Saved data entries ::
▼▼▼

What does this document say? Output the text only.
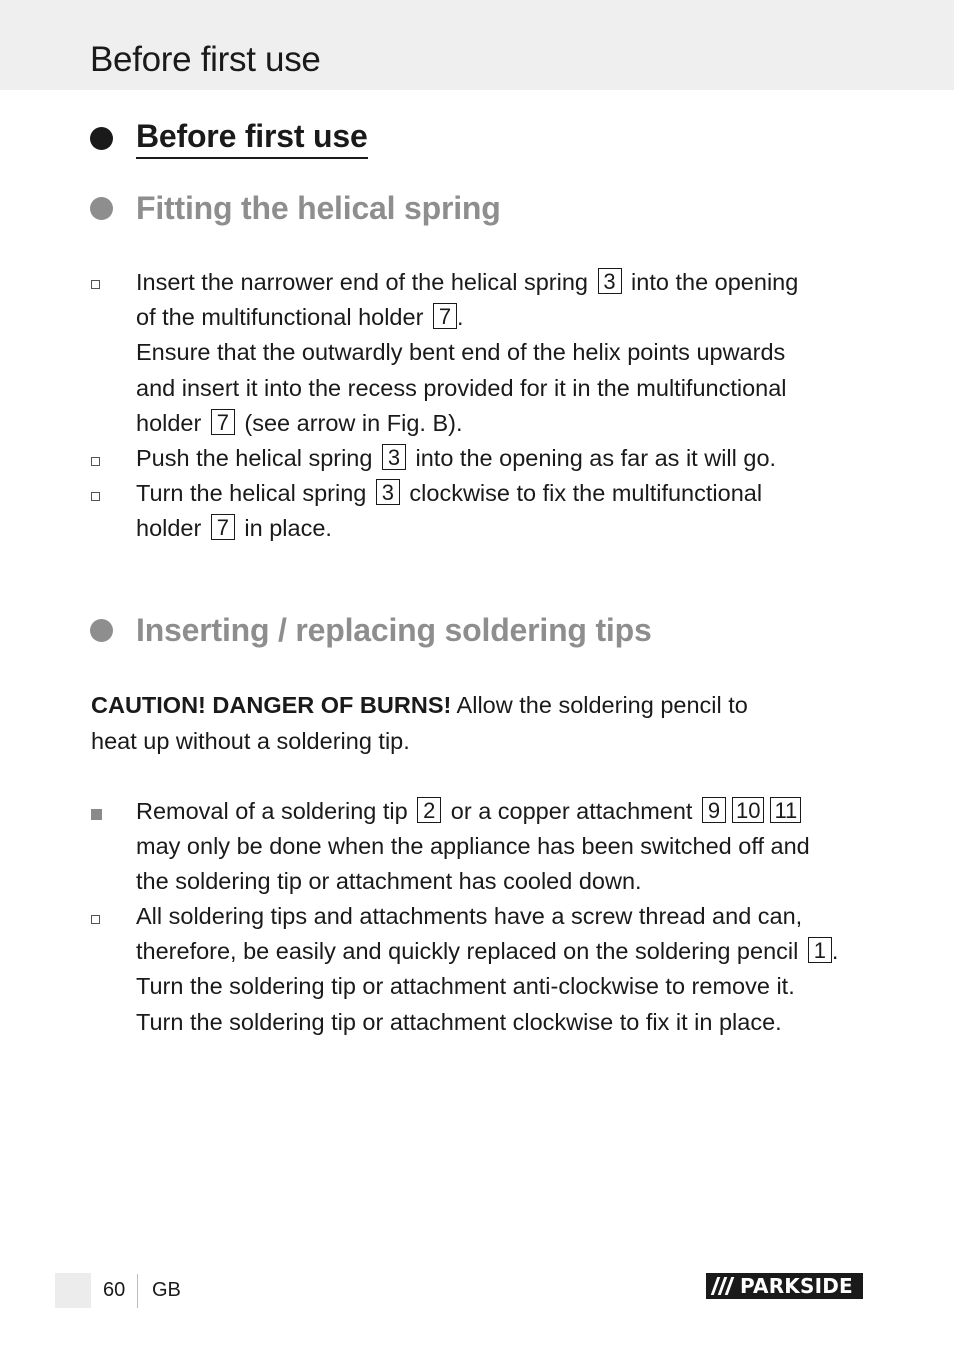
Before first use
Before first use
Fitting the helical spring
Insert the narrower end of the helical spring 3 into the opening
of the multifunctional holder 7 .
Ensure that the outwardly bent end of the helix points upwards
and insert it into the recess provided for it in the multifunctional
holder 7 (see arrow in Fig. B).
Push the helical spring 3 into the opening as far as it will go.
Turn the helical spring 3 clockwise to fix the multifunctional
holder 7 in place.
Inserting / replacing soldering tips
CAUTION! DANGER OF BURNS! Allow the soldering pencil to
heat up without a soldering tip.
Removal of a soldering tip 2 or a copper attachment 9 10 11
may only be done when the appliance has been switched off and
the soldering tip or attachment has cooled down.
All soldering tips and attachments have a screw thread and can,
therefore, be easily and quickly replaced on the soldering pencil 1 .
Turn the soldering tip or attachment anti-clockwise to remove it.
Turn the soldering tip or attachment clockwise to fix it in place.
60 GB	PARKSIDE
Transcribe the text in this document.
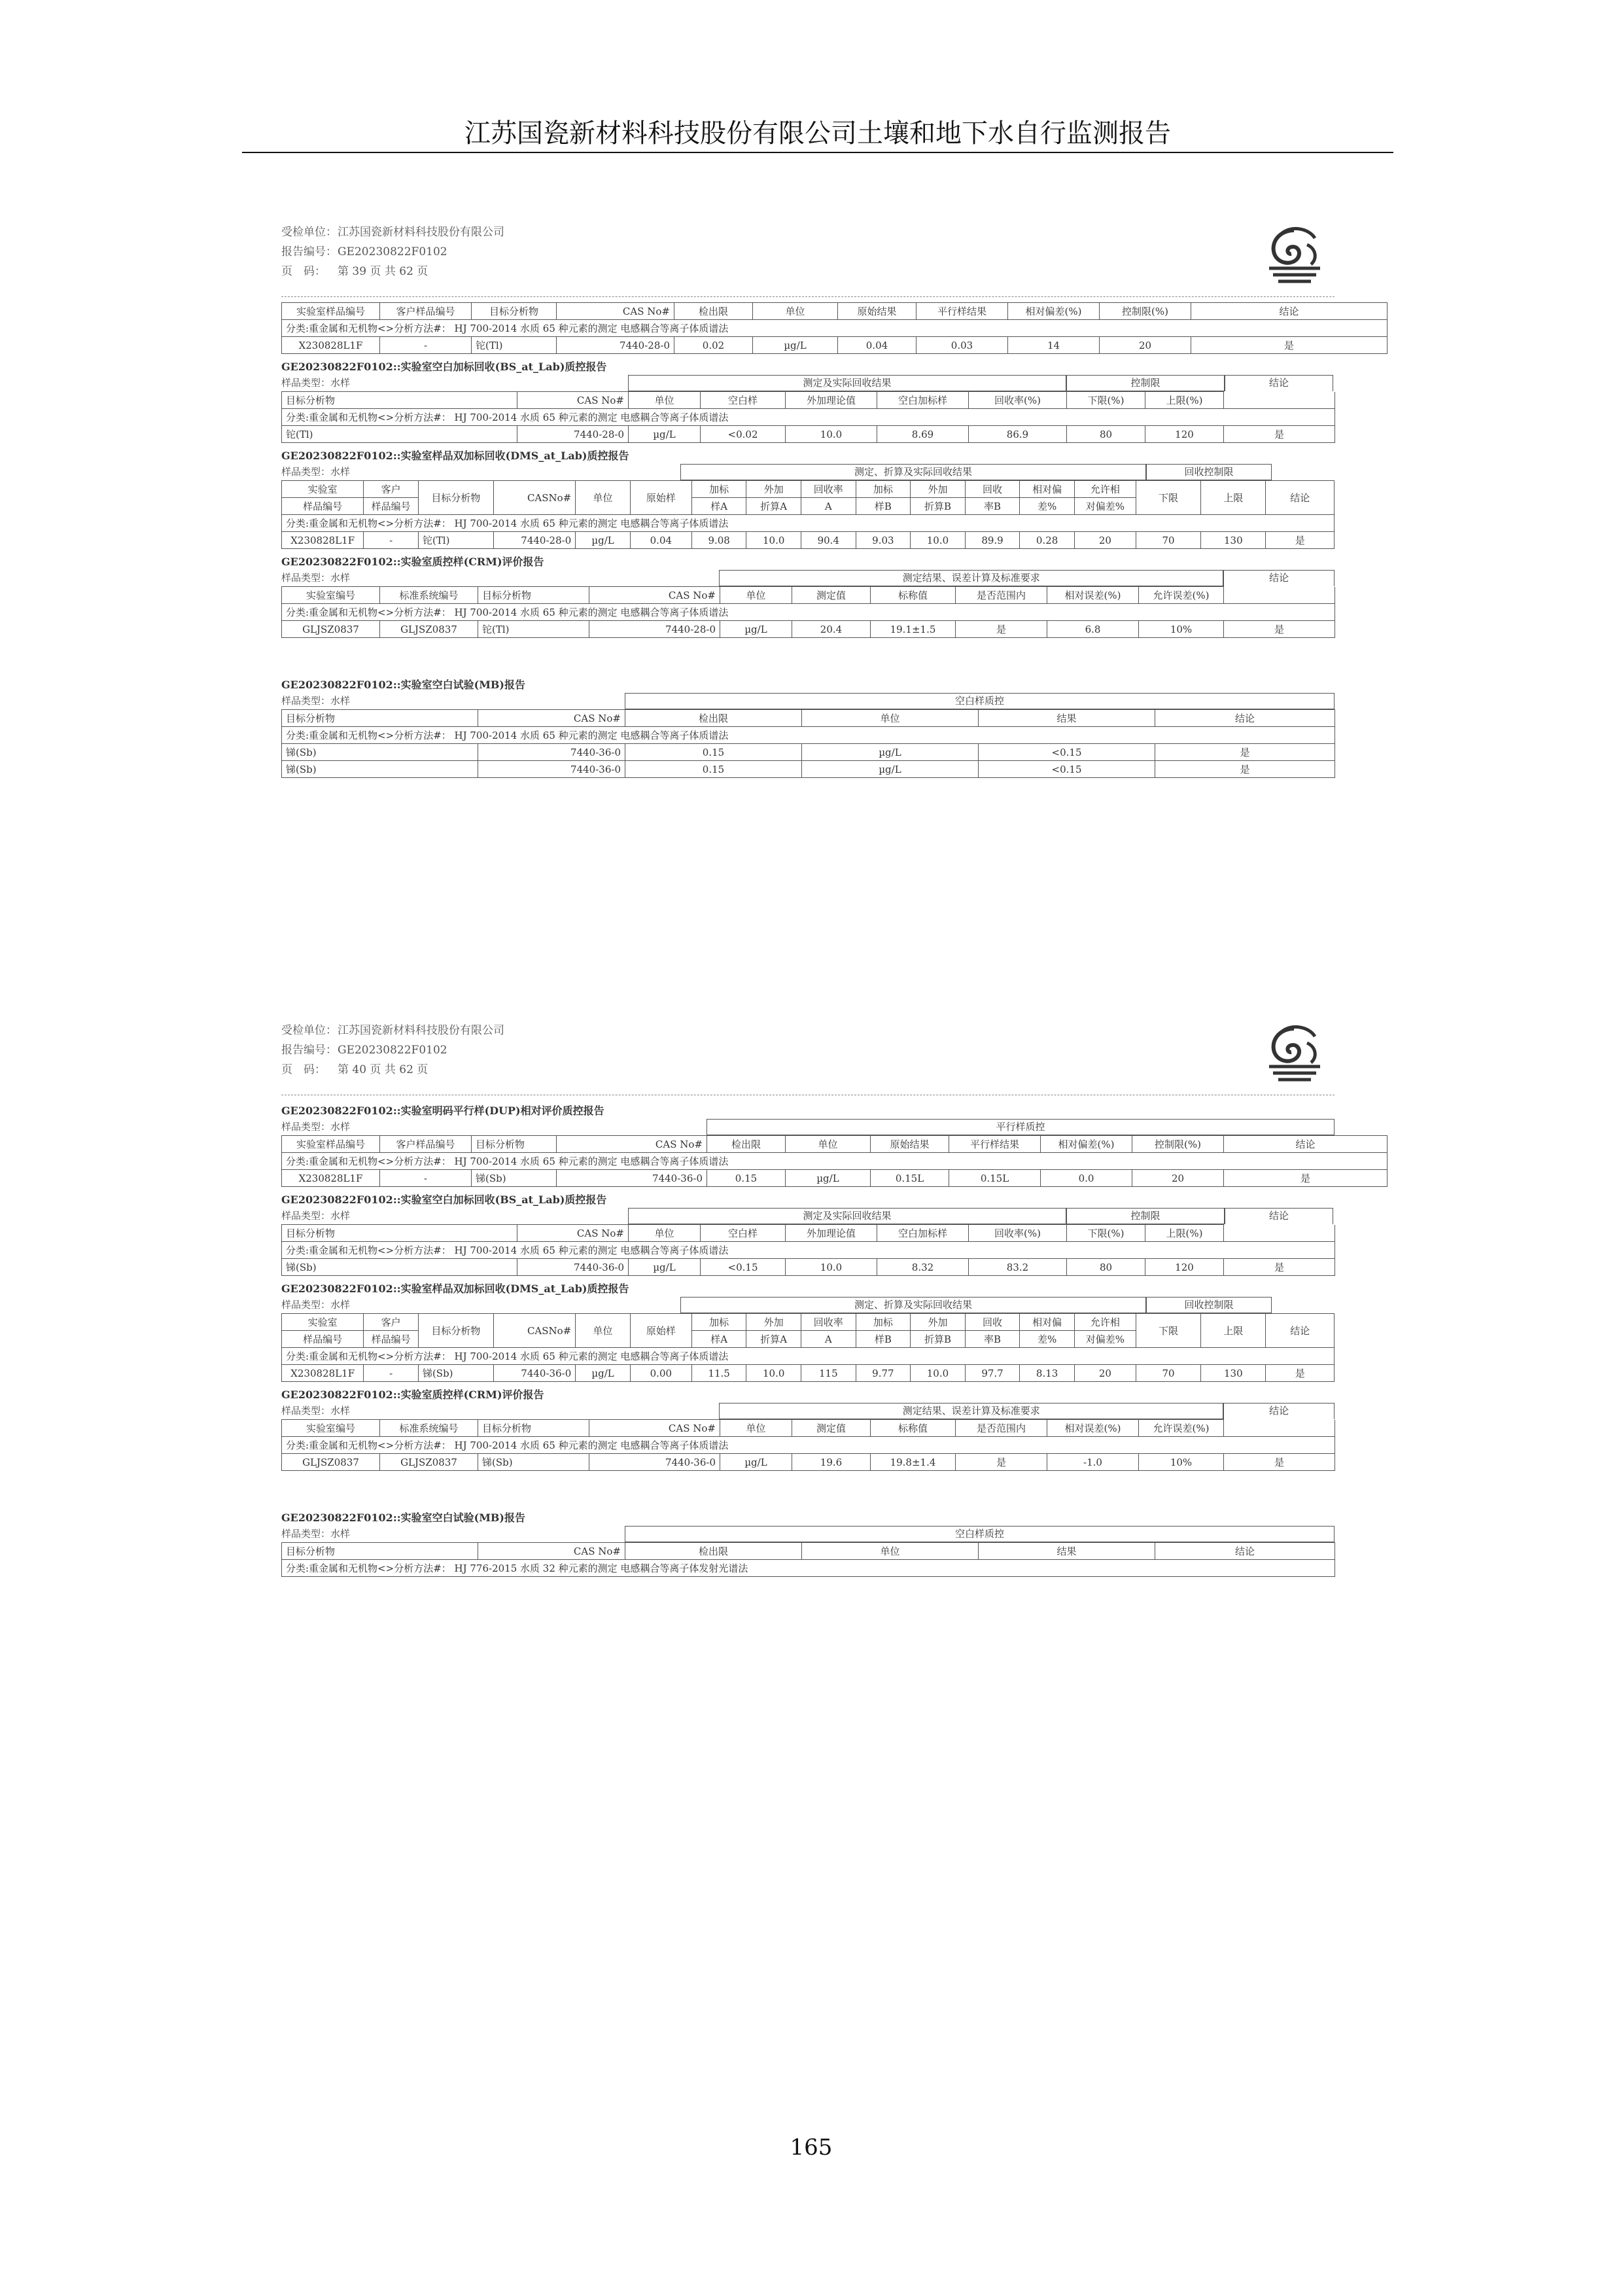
江苏国瓷新材料科技股份有限公司土壤和地下水自行监测报告
受检单位：江苏国瓷新材料科技股份有限公司
报告编号：GE20230822F0102
页　码： 第 39 页 共 62 页
实验室样品编号	客户样品编号	目标分析物	CAS No#	检出限	单位	原始结果	平行样结果	相对偏差(%)	控制限(%)	结论
分类:重金属和无机物<>分析方法#： HJ 700-2014 水质 65 种元素的测定 电感耦合等离子体质谱法										
X230828L1F	-	铊(Tl)	7440-28-0	0.02	µg/L	0.04	0.03	14	20	是
GE20230822F0102::实验室空白加标回收(BS_at_Lab)质控报告
样品类型：水样	测定及实际回收结果	控制限	结论
目标分析物	CAS No#	单位	空白样	外加理论值	空白加标样	回收率(%)	下限(%)	上限(%)	
分类:重金属和无机物<>分析方法#： HJ 700-2014 水质 65 种元素的测定 电感耦合等离子体质谱法									
铊(Tl)	7440-28-0	µg/L	<0.02	10.0	8.69	86.9	80	120	是
GE20230822F0102::实验室样品双加标回收(DMS_at_Lab)质控报告
样品类型：水样	测定、折算及实际回收结果	回收控制限
实验室	客户	目标分析物	CASNo#	单位	原始样	加标	外加	回收率	加标	外加	回收	相对偏	允许相	下限	上限	结论
样品编号	样品编号					样A	折算A	A	样B	折算B	率B	差%	对偏差%			
分类:重金属和无机物<>分析方法#： HJ 700-2014 水质 65 种元素的测定 电感耦合等离子体质谱法																
X230828L1F	-	铊(Tl)	7440-28-0	µg/L	0.04	9.08	10.0	90.4	9.03	10.0	89.9	0.28	20	70	130	是
GE20230822F0102::实验室质控样(CRM)评价报告
样品类型：水样	测定结果、误差计算及标准要求	结论
实验室编号	标准系统编号	目标分析物	CAS No#	单位	测定值	标称值	是否范围内	相对误差(%)	允许误差(%)	
分类:重金属和无机物<>分析方法#： HJ 700-2014 水质 65 种元素的测定 电感耦合等离子体质谱法										
GLJSZ0837	GLJSZ0837	铊(Tl)	7440-28-0	µg/L	20.4	19.1±1.5	是	6.8	10%	是
GE20230822F0102::实验室空白试验(MB)报告
样品类型：水样	空白样质控
目标分析物	CAS No#	检出限	单位	结果	结论
分类:重金属和无机物<>分析方法#： HJ 700-2014 水质 65 种元素的测定 电感耦合等离子体质谱法					
锑(Sb)	7440-36-0	0.15	µg/L	<0.15	是
锑(Sb)	7440-36-0	0.15	µg/L	<0.15	是
受检单位：江苏国瓷新材料科技股份有限公司
报告编号：GE20230822F0102
页　码： 第 40 页 共 62 页
GE20230822F0102::实验室明码平行样(DUP)相对评价质控报告
样品类型：水样	平行样质控
实验室样品编号	客户样品编号	目标分析物	CAS No#	检出限	单位	原始结果	平行样结果	相对偏差(%)	控制限(%)	结论
分类:重金属和无机物<>分析方法#： HJ 700-2014 水质 65 种元素的测定 电感耦合等离子体质谱法										
X230828L1F	-	锑(Sb)	7440-36-0	0.15	µg/L	0.15L	0.15L	0.0	20	是
GE20230822F0102::实验室空白加标回收(BS_at_Lab)质控报告
样品类型：水样	测定及实际回收结果	控制限	结论
目标分析物	CAS No#	单位	空白样	外加理论值	空白加标样	回收率(%)	下限(%)	上限(%)	
分类:重金属和无机物<>分析方法#： HJ 700-2014 水质 65 种元素的测定 电感耦合等离子体质谱法									
锑(Sb)	7440-36-0	µg/L	<0.15	10.0	8.32	83.2	80	120	是
GE20230822F0102::实验室样品双加标回收(DMS_at_Lab)质控报告
样品类型：水样	测定、折算及实际回收结果	回收控制限
实验室	客户	目标分析物	CASNo#	单位	原始样	加标	外加	回收率	加标	外加	回收	相对偏	允许相	下限	上限	结论
样品编号	样品编号					样A	折算A	A	样B	折算B	率B	差%	对偏差%			
分类:重金属和无机物<>分析方法#： HJ 700-2014 水质 65 种元素的测定 电感耦合等离子体质谱法																
X230828L1F	-	锑(Sb)	7440-36-0	µg/L	0.00	11.5	10.0	115	9.77	10.0	97.7	8.13	20	70	130	是
GE20230822F0102::实验室质控样(CRM)评价报告
样品类型：水样	测定结果、误差计算及标准要求	结论
实验室编号	标准系统编号	目标分析物	CAS No#	单位	测定值	标称值	是否范围内	相对误差(%)	允许误差(%)	
分类:重金属和无机物<>分析方法#： HJ 700-2014 水质 65 种元素的测定 电感耦合等离子体质谱法										
GLJSZ0837	GLJSZ0837	锑(Sb)	7440-36-0	µg/L	19.6	19.8±1.4	是	-1.0	10%	是
GE20230822F0102::实验室空白试验(MB)报告
样品类型：水样	空白样质控
目标分析物	CAS No#	检出限	单位	结果	结论
分类:重金属和无机物<>分析方法#： HJ 776-2015 水质 32 种元素的测定 电感耦合等离子体发射光谱法
165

▲▲▲

What you should do :: Copy the data character for character, but drop all pictures from the copy.

Task answer ::
What does this document say? Output the text only.
Before first use
Before first use
Fitting the helical spring
Insert the narrower end of the helical spring 3 into the opening
of the multifunctional holder 7 .
Ensure that the outwardly bent end of the helix points upwards
and insert it into the recess provided for it in the multifunctional
holder 7 (see arrow in Fig. B).
Push the helical spring 3 into the opening as far as it will go.
Turn the helical spring 3 clockwise to fix the multifunctional
holder 7 in place.
Inserting / replacing soldering tips
CAUTION! DANGER OF BURNS! Allow the soldering pencil to
heat up without a soldering tip.
Removal of a soldering tip 2 or a copper attachment 9 10 11
may only be done when the appliance has been switched off and
the soldering tip or attachment has cooled down.
All soldering tips and attachments have a screw thread and can,
therefore, be easily and quickly replaced on the soldering pencil 1 .
Turn the soldering tip or attachment anti-clockwise to remove it.
Turn the soldering tip or attachment clockwise to fix it in place.
60 GB	PARKSIDE
Transcribe the text in this document.
江苏国瓷新材料科技股份有限公司土壤和地下水自行监测报告
受检单位：江苏国瓷新材料科技股份有限公司
报告编号：GE20230822F0102
页　码： 第 39 页 共 62 页
实验室样品编号	客户样品编号	目标分析物	CAS No#	检出限	单位	原始结果	平行样结果	相对偏差(%)	控制限(%)	结论
分类:重金属和无机物<>分析方法#： HJ 700-2014 水质 65 种元素的测定 电感耦合等离子体质谱法										
X230828L1F	-	铊(Tl)	7440-28-0	0.02	µg/L	0.04	0.03	14	20	是
GE20230822F0102::实验室空白加标回收(BS_at_Lab)质控报告
样品类型：水样	测定及实际回收结果	控制限	结论
目标分析物	CAS No#	单位	空白样	外加理论值	空白加标样	回收率(%)	下限(%)	上限(%)	
分类:重金属和无机物<>分析方法#： HJ 700-2014 水质 65 种元素的测定 电感耦合等离子体质谱法									
铊(Tl)	7440-28-0	µg/L	<0.02	10.0	8.69	86.9	80	120	是
GE20230822F0102::实验室样品双加标回收(DMS_at_Lab)质控报告
样品类型：水样	测定、折算及实际回收结果	回收控制限
实验室	客户	目标分析物	CASNo#	单位	原始样	加标	外加	回收率	加标	外加	回收	相对偏	允许相	下限	上限	结论
样品编号	样品编号					样A	折算A	A	样B	折算B	率B	差%	对偏差%			
分类:重金属和无机物<>分析方法#： HJ 700-2014 水质 65 种元素的测定 电感耦合等离子体质谱法																
X230828L1F	-	铊(Tl)	7440-28-0	µg/L	0.04	9.08	10.0	90.4	9.03	10.0	89.9	0.28	20	70	130	是
GE20230822F0102::实验室质控样(CRM)评价报告
样品类型：水样	测定结果、误差计算及标准要求	结论
实验室编号	标准系统编号	目标分析物	CAS No#	单位	测定值	标称值	是否范围内	相对误差(%)	允许误差(%)	
分类:重金属和无机物<>分析方法#： HJ 700-2014 水质 65 种元素的测定 电感耦合等离子体质谱法										
GLJSZ0837	GLJSZ0837	铊(Tl)	7440-28-0	µg/L	20.4	19.1±1.5	是	6.8	10%	是
GE20230822F0102::实验室空白试验(MB)报告
样品类型：水样	空白样质控
目标分析物	CAS No#	检出限	单位	结果	结论
分类:重金属和无机物<>分析方法#： HJ 700-2014 水质 65 种元素的测定 电感耦合等离子体质谱法					
锑(Sb)	7440-36-0	0.15	µg/L	<0.15	是
锑(Sb)	7440-36-0	0.15	µg/L	<0.15	是
受检单位：江苏国瓷新材料科技股份有限公司
报告编号：GE20230822F0102
页　码： 第 40 页 共 62 页
GE20230822F0102::实验室明码平行样(DUP)相对评价质控报告
样品类型：水样	平行样质控
实验室样品编号	客户样品编号	目标分析物	CAS No#	检出限	单位	原始结果	平行样结果	相对偏差(%)	控制限(%)	结论
分类:重金属和无机物<>分析方法#： HJ 700-2014 水质 65 种元素的测定 电感耦合等离子体质谱法										
X230828L1F	-	锑(Sb)	7440-36-0	0.15	µg/L	0.15L	0.15L	0.0	20	是
GE20230822F0102::实验室空白加标回收(BS_at_Lab)质控报告
样品类型：水样	测定及实际回收结果	控制限	结论
目标分析物	CAS No#	单位	空白样	外加理论值	空白加标样	回收率(%)	下限(%)	上限(%)	
分类:重金属和无机物<>分析方法#： HJ 700-2014 水质 65 种元素的测定 电感耦合等离子体质谱法									
锑(Sb)	7440-36-0	µg/L	<0.15	10.0	8.32	83.2	80	120	是
GE20230822F0102::实验室样品双加标回收(DMS_at_Lab)质控报告
样品类型：水样	测定、折算及实际回收结果	回收控制限
实验室	客户	目标分析物	CASNo#	单位	原始样	加标	外加	回收率	加标	外加	回收	相对偏	允许相	下限	上限	结论
样品编号	样品编号					样A	折算A	A	样B	折算B	率B	差%	对偏差%			
分类:重金属和无机物<>分析方法#： HJ 700-2014 水质 65 种元素的测定 电感耦合等离子体质谱法																
X230828L1F	-	锑(Sb)	7440-36-0	µg/L	0.00	11.5	10.0	115	9.77	10.0	97.7	8.13	20	70	130	是
GE20230822F0102::实验室质控样(CRM)评价报告
样品类型：水样	测定结果、误差计算及标准要求	结论
实验室编号	标准系统编号	目标分析物	CAS No#	单位	测定值	标称值	是否范围内	相对误差(%)	允许误差(%)	
分类:重金属和无机物<>分析方法#： HJ 700-2014 水质 65 种元素的测定 电感耦合等离子体质谱法										
GLJSZ0837	GLJSZ0837	锑(Sb)	7440-36-0	µg/L	19.6	19.8±1.4	是	-1.0	10%	是
GE20230822F0102::实验室空白试验(MB)报告
样品类型：水样	空白样质控
目标分析物	CAS No#	检出限	单位	结果	结论
分类:重金属和无机物<>分析方法#： HJ 776-2015 水质 32 种元素的测定 电感耦合等离子体发射光谱法
165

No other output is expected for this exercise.